Below are the records; collect from them each line containing the string "this".

[Extracts from a graphics dataset]
§ §
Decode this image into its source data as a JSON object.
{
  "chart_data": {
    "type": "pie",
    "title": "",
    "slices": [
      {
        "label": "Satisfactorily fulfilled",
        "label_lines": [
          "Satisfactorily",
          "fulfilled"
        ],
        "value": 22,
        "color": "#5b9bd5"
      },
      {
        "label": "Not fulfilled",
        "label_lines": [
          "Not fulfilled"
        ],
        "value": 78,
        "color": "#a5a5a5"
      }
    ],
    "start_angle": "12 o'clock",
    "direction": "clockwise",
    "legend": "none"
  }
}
§ §
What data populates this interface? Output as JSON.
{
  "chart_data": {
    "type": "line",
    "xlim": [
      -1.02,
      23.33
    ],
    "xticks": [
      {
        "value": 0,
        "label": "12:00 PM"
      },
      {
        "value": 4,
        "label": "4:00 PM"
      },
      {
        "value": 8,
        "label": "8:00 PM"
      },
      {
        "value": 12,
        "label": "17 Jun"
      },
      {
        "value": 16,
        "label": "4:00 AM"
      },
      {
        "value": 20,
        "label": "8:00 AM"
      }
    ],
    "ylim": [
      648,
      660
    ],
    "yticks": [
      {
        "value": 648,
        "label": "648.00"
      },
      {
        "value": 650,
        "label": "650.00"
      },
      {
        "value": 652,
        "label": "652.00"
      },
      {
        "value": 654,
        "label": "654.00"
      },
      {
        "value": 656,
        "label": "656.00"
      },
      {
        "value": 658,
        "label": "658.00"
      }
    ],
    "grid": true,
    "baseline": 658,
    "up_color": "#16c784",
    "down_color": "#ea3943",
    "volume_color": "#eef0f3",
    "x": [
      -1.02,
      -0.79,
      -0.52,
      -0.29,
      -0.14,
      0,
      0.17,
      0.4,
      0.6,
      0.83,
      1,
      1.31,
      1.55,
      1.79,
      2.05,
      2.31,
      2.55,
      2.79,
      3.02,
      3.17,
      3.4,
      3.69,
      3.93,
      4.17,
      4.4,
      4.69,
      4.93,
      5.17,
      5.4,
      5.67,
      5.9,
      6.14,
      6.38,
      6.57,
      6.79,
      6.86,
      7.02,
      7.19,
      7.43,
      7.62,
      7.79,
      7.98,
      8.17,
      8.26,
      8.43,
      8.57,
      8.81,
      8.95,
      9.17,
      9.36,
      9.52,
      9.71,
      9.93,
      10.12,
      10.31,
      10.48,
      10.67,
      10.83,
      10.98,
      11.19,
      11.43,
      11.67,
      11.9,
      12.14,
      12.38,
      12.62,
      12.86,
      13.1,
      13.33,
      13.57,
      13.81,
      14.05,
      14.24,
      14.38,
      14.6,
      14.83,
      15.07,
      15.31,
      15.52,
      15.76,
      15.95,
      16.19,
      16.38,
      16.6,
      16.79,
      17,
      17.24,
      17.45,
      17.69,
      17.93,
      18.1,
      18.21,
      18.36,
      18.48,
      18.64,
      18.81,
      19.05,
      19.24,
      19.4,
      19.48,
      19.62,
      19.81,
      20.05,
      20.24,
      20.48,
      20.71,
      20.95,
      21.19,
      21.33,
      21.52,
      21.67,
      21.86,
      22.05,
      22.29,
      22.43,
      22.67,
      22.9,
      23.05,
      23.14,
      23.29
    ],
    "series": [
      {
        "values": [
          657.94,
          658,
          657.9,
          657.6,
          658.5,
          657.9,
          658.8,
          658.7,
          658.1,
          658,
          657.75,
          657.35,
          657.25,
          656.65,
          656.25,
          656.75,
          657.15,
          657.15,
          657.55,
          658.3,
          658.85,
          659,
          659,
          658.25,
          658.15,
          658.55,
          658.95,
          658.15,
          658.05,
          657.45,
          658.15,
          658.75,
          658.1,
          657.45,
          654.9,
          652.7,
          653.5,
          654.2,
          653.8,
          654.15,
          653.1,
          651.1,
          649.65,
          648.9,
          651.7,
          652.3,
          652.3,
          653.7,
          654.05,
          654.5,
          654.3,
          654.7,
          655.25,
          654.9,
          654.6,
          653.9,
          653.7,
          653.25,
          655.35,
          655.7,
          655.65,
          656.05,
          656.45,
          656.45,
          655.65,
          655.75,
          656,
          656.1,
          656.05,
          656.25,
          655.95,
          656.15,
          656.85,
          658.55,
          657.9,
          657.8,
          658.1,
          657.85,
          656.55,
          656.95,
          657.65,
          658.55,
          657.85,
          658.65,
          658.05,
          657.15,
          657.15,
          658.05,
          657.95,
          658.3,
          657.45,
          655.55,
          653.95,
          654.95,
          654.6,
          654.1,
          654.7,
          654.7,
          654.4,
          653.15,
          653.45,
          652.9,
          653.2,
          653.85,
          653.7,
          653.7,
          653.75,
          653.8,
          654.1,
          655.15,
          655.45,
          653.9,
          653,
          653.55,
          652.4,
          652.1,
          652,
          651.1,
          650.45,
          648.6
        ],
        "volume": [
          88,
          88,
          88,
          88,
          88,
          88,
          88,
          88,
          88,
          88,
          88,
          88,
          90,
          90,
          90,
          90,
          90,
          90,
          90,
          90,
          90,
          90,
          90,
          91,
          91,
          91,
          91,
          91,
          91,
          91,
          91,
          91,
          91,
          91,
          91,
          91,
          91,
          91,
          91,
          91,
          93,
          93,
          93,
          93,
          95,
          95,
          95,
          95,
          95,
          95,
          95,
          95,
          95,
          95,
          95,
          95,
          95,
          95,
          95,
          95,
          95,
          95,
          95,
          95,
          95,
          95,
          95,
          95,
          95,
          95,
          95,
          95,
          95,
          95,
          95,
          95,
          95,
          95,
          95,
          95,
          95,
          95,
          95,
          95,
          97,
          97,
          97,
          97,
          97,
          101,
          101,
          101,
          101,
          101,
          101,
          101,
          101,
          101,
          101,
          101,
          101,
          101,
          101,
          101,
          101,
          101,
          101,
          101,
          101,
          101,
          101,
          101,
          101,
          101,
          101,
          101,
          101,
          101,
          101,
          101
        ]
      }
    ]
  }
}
§ §
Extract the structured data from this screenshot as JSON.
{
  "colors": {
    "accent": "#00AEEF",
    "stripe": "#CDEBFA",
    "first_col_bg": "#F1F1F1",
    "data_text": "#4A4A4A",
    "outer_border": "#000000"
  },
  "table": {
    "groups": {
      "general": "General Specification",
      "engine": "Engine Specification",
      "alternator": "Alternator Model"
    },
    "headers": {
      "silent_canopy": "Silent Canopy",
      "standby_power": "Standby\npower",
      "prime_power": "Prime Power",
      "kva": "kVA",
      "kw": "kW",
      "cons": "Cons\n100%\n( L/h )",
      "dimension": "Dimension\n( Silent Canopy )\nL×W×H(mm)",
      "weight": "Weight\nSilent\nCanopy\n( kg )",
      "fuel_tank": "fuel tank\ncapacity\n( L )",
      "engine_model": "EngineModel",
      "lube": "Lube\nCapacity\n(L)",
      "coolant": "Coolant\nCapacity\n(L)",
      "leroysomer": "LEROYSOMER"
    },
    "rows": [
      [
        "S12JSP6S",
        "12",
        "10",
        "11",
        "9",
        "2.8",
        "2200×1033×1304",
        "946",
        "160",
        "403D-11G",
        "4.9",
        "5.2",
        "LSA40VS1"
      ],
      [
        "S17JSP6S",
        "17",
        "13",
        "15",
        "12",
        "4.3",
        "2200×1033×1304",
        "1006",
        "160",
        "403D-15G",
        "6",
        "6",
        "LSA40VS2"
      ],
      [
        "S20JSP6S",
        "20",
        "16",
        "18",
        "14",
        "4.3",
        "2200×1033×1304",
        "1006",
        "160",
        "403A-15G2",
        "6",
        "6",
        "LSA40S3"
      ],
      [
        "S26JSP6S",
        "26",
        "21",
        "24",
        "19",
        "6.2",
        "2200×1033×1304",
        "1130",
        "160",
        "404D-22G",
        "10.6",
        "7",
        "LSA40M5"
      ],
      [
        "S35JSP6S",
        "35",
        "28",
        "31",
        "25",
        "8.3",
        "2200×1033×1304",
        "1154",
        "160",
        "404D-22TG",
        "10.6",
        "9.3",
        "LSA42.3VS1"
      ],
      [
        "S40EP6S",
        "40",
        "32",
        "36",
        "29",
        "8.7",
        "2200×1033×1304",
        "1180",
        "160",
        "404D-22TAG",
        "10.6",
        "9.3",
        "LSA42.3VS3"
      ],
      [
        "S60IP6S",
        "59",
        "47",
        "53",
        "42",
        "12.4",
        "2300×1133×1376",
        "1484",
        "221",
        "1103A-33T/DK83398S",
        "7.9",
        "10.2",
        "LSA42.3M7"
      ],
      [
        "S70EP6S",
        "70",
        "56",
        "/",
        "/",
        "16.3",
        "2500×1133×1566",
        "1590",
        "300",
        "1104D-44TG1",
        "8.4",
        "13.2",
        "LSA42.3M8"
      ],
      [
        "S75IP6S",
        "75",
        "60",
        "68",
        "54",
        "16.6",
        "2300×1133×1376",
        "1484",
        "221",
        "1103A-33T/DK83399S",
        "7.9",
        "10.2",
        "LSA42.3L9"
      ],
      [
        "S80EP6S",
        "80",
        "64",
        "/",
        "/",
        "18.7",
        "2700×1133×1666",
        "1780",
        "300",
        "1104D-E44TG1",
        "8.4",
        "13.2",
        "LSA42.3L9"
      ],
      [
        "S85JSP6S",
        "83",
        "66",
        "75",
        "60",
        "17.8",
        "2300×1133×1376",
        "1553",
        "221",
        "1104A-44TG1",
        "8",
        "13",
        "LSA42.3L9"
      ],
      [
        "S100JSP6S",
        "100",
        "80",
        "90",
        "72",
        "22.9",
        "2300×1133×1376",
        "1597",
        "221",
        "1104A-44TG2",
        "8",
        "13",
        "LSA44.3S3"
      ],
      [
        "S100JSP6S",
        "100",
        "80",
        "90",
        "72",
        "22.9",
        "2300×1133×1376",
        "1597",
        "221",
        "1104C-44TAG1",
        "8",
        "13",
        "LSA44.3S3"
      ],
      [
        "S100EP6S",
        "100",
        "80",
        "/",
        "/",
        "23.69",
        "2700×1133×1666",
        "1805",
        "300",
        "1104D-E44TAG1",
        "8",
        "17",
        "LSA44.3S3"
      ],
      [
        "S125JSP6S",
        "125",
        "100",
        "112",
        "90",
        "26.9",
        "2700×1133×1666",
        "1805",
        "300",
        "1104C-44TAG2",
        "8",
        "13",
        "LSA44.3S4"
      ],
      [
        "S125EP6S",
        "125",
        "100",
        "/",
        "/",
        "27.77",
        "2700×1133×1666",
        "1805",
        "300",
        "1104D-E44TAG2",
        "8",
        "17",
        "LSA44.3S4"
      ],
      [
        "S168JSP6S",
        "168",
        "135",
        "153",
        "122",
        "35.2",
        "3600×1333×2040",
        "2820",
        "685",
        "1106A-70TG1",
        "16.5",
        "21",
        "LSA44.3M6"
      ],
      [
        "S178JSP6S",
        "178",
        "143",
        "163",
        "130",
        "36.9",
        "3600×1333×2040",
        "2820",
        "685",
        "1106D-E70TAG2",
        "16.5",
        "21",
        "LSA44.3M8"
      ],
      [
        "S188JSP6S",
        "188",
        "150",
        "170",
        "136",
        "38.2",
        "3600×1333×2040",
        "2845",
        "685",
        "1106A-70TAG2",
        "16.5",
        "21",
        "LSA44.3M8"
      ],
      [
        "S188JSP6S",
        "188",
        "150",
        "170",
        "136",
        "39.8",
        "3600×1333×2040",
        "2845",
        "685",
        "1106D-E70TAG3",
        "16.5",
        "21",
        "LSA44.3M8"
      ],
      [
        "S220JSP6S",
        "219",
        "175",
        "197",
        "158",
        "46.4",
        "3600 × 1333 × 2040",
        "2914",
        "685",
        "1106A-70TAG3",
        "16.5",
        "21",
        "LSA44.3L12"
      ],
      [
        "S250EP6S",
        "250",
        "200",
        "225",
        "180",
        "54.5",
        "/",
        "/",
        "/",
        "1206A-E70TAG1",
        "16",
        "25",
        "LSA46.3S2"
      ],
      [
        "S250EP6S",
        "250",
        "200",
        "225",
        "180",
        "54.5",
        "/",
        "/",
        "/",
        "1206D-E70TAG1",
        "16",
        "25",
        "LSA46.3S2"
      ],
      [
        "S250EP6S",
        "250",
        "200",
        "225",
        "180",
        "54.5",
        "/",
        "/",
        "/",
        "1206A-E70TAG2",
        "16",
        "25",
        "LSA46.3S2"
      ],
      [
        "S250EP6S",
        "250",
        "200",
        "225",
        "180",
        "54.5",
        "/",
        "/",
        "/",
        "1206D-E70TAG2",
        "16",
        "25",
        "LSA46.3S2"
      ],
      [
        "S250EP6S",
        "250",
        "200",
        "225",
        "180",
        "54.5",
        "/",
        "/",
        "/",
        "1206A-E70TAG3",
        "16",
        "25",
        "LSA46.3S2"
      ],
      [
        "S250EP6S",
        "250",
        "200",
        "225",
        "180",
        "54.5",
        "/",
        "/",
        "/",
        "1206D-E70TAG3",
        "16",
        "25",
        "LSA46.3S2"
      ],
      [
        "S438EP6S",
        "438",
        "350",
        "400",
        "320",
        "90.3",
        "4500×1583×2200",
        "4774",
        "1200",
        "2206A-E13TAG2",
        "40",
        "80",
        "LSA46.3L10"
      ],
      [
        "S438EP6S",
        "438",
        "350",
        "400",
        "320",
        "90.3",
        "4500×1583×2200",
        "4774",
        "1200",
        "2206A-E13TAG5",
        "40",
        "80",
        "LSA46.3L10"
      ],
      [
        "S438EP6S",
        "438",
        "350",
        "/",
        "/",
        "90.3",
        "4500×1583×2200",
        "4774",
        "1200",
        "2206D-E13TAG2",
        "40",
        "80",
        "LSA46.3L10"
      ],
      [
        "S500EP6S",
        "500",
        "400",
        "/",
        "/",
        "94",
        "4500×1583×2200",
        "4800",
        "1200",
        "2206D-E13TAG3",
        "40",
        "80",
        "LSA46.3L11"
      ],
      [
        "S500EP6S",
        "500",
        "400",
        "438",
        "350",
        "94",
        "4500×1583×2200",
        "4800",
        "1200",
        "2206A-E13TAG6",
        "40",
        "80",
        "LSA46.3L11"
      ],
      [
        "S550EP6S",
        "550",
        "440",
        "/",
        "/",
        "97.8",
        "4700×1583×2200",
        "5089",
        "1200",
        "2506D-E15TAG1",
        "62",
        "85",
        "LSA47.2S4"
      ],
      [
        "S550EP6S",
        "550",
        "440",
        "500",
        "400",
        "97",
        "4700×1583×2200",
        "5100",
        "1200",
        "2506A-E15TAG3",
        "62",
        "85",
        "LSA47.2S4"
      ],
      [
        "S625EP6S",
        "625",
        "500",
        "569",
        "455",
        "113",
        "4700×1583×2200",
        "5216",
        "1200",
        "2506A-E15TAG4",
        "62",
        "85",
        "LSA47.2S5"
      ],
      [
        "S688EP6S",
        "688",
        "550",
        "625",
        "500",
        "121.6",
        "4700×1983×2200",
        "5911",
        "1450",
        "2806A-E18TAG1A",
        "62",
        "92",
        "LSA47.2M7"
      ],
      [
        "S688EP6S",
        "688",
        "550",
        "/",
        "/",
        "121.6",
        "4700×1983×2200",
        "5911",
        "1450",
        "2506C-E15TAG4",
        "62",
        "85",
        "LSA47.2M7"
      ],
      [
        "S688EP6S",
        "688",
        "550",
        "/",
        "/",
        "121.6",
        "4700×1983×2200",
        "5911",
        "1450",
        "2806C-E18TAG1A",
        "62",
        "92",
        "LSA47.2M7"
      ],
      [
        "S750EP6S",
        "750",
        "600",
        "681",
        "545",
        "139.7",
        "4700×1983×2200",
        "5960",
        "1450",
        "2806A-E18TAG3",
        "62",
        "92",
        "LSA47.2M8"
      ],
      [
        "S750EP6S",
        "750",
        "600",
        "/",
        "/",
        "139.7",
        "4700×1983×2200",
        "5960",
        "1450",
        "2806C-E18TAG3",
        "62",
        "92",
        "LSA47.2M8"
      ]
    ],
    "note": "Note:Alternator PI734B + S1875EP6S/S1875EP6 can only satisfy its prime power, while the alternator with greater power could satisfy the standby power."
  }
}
§ §
### ANSWER BELOW
Decode this image into its source data as a JSON object.
What data populates this interface? Output as JSON.
Extract the structured data from this screenshot as JSON.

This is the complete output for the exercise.